(SUPPLIED ENTRIES):

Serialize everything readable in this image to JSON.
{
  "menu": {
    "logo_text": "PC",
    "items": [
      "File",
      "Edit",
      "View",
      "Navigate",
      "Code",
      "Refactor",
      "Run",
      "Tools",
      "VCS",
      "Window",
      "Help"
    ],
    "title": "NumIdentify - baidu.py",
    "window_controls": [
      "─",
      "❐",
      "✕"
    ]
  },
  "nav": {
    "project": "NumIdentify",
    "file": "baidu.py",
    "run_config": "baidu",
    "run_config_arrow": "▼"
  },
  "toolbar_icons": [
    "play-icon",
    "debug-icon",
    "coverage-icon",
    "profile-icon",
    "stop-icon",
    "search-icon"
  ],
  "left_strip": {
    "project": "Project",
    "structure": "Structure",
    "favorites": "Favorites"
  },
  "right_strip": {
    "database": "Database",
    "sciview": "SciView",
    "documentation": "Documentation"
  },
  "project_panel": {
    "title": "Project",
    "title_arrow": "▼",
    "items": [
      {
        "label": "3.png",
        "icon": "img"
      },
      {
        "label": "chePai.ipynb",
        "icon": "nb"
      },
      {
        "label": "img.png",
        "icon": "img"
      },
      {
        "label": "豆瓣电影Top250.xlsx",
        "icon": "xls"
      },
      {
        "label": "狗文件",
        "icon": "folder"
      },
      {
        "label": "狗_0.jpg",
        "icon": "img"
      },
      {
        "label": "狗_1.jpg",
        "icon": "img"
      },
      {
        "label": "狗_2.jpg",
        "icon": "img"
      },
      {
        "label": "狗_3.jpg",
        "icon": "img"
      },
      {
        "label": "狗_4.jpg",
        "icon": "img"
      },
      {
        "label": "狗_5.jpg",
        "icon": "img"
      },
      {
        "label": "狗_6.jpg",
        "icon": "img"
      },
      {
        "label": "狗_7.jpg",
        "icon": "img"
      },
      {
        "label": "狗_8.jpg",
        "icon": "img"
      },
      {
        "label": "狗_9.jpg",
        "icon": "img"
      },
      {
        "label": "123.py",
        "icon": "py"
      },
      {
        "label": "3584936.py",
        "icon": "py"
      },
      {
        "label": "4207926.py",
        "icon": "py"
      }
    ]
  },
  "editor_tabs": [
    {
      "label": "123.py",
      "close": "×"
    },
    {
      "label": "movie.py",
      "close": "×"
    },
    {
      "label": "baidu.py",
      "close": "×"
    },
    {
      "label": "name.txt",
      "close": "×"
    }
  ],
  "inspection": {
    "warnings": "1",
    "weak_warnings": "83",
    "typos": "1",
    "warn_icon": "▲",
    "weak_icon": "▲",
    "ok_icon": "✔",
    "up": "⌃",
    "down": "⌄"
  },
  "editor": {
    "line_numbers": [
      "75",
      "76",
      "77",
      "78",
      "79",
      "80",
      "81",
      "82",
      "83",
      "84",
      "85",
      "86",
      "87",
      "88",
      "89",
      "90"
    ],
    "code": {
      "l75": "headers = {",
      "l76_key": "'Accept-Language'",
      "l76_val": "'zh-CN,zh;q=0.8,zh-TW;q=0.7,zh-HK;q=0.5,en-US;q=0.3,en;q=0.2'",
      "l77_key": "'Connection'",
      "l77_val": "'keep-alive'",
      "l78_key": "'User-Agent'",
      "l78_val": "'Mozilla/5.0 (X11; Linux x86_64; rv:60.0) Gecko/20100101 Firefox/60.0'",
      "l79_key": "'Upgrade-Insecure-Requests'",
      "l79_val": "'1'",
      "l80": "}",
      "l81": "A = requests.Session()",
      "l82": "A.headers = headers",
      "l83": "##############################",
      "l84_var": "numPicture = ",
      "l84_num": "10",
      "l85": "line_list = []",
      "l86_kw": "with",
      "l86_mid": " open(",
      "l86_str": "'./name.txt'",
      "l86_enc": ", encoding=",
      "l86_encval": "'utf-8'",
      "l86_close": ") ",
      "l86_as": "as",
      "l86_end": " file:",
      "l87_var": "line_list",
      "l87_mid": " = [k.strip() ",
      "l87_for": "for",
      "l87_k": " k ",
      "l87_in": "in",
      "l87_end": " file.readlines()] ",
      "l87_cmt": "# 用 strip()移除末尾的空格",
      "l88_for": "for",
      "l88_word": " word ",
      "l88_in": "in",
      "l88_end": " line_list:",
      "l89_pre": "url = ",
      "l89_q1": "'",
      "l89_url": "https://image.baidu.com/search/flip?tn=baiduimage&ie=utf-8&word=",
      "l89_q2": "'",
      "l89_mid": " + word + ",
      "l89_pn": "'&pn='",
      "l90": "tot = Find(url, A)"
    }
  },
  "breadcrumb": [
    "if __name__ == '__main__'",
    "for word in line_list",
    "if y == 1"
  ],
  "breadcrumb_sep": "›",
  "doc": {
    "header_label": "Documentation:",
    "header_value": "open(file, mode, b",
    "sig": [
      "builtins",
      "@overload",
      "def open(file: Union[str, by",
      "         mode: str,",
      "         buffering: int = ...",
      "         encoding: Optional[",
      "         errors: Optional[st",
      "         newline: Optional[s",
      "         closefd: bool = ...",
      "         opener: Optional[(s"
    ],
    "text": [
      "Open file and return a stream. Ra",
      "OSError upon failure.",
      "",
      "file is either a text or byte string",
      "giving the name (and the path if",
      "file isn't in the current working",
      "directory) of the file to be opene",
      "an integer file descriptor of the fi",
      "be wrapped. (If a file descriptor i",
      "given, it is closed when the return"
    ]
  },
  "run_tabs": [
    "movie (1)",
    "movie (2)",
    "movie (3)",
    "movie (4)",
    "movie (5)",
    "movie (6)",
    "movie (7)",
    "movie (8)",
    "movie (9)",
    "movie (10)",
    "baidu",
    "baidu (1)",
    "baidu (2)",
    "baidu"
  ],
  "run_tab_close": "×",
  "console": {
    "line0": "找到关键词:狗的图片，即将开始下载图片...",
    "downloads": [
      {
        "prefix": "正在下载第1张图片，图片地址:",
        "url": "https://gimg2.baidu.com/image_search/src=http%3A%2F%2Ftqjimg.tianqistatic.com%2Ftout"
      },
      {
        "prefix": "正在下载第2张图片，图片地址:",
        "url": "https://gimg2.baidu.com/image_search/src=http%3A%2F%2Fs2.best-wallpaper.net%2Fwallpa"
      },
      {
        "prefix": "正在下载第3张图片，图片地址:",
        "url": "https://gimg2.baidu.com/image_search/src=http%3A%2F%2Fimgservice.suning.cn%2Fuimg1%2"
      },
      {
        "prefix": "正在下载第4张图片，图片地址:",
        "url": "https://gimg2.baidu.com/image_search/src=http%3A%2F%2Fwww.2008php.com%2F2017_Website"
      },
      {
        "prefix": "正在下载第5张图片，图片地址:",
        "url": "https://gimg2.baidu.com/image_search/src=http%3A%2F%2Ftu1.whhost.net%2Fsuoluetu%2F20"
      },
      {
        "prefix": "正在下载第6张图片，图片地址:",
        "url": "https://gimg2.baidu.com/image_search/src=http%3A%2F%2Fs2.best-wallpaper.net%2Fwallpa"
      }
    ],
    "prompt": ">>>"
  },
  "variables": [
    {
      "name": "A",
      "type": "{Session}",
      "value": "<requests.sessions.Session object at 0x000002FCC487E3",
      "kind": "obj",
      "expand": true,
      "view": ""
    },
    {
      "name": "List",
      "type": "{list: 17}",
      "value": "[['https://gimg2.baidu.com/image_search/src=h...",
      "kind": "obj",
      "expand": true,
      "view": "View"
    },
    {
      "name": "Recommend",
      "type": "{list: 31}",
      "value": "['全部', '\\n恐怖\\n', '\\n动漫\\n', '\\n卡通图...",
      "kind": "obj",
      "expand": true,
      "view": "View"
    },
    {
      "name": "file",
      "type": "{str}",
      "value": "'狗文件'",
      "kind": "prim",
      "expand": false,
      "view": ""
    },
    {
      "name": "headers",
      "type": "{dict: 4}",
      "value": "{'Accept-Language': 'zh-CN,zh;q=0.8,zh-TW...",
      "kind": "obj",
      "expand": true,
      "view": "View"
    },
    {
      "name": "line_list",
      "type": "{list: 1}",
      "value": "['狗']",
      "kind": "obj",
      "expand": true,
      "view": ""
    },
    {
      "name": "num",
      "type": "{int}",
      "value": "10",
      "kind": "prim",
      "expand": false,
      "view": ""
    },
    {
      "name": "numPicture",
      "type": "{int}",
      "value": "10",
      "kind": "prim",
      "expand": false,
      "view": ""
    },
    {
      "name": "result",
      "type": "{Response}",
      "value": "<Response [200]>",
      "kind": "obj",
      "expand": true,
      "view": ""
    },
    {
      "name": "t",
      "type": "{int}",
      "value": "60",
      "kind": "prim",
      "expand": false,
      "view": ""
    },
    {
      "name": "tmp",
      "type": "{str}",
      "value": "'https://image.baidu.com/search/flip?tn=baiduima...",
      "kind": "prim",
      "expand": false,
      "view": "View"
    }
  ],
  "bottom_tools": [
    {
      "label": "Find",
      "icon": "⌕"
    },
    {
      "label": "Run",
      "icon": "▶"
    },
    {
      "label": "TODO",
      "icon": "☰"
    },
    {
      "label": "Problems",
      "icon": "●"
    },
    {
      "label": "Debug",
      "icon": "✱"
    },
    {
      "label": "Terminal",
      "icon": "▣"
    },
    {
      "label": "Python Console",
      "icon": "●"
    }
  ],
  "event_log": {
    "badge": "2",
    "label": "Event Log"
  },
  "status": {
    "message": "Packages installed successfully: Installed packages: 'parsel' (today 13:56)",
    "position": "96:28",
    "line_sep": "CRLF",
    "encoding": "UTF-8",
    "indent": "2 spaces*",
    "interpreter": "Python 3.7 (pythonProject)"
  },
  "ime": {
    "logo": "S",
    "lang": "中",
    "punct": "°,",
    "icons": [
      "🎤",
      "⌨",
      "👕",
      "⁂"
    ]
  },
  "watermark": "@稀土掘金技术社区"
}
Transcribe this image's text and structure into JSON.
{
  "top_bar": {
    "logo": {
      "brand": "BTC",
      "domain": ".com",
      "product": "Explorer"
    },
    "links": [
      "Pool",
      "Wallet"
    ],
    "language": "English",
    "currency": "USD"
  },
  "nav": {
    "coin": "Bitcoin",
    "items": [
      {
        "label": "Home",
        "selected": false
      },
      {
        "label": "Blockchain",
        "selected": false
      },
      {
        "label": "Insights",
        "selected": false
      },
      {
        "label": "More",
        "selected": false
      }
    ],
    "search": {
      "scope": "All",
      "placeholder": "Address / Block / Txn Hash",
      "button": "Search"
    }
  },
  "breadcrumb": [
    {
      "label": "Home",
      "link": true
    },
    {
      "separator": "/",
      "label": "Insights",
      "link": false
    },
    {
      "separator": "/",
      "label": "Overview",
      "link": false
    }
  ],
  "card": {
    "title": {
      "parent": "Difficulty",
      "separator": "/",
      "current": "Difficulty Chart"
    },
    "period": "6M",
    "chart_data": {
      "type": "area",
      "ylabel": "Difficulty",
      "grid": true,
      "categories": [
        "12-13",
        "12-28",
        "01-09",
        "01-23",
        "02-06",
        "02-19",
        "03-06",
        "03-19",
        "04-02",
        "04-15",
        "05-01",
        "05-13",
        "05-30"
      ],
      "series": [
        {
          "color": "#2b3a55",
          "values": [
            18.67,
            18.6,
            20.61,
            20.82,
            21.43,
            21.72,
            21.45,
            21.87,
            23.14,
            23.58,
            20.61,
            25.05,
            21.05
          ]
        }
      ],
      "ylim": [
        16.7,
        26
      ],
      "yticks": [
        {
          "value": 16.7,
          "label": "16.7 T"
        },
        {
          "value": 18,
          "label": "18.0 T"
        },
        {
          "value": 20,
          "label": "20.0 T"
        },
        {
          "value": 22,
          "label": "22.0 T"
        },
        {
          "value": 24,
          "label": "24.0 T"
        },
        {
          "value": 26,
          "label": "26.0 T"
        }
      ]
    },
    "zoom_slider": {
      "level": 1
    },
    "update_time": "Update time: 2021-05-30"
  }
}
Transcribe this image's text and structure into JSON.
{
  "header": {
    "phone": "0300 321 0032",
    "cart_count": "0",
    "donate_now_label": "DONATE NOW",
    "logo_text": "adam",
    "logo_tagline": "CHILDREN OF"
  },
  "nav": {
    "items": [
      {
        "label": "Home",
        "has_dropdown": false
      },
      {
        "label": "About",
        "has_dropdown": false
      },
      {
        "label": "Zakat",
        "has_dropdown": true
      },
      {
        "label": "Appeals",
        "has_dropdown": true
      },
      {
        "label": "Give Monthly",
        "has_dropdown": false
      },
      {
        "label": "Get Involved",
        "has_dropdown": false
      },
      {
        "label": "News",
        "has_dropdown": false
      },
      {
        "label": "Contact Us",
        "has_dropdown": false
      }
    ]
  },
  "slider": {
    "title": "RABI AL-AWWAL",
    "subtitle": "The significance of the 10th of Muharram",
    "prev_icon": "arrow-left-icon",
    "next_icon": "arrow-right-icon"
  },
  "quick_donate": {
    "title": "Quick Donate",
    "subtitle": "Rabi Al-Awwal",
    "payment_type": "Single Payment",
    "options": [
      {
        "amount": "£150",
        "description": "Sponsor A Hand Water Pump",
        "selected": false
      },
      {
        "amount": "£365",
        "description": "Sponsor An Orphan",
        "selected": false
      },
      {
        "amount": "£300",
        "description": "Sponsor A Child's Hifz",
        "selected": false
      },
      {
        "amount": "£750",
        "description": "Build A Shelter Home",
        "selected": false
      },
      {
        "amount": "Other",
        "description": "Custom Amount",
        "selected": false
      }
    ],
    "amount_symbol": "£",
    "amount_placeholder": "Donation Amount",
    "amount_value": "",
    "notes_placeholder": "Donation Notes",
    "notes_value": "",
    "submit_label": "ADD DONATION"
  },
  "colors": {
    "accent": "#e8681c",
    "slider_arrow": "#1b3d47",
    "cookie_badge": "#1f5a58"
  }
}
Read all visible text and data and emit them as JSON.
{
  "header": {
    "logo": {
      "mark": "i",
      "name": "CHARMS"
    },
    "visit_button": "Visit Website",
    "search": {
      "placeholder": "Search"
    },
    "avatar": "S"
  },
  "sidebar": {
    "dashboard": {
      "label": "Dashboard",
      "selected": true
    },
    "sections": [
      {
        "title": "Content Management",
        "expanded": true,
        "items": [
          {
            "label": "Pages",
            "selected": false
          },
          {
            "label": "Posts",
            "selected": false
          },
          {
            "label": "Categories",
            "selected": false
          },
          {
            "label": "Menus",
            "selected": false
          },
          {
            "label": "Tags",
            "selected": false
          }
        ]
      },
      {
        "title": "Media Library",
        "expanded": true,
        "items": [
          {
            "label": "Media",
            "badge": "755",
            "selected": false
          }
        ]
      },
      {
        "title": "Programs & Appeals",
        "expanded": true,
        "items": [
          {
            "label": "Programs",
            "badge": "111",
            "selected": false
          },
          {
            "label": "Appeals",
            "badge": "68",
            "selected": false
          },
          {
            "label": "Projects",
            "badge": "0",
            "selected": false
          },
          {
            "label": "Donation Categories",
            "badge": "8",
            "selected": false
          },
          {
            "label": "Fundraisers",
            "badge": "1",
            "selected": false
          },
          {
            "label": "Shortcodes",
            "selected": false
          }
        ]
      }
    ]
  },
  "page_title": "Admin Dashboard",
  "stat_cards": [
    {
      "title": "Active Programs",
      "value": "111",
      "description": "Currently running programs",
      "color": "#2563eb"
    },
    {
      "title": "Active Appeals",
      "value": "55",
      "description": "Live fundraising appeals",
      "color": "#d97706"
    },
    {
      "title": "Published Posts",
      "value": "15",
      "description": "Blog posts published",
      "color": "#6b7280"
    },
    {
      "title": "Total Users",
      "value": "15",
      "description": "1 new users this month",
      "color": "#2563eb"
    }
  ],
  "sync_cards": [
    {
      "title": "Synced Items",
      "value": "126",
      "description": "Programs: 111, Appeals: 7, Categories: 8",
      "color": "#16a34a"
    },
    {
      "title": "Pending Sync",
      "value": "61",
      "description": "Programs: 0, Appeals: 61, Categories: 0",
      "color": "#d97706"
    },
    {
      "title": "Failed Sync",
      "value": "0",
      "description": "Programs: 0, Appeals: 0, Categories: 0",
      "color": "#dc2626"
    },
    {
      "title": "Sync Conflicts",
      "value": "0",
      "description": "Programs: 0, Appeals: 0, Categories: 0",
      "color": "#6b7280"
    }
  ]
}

(WRITTEN REQUEST): From the listing, copy every line where the string "Documentation" appears.

(THE OUTPUT):
    "documentation": "Documentation"
    "header_label": "Documentation:",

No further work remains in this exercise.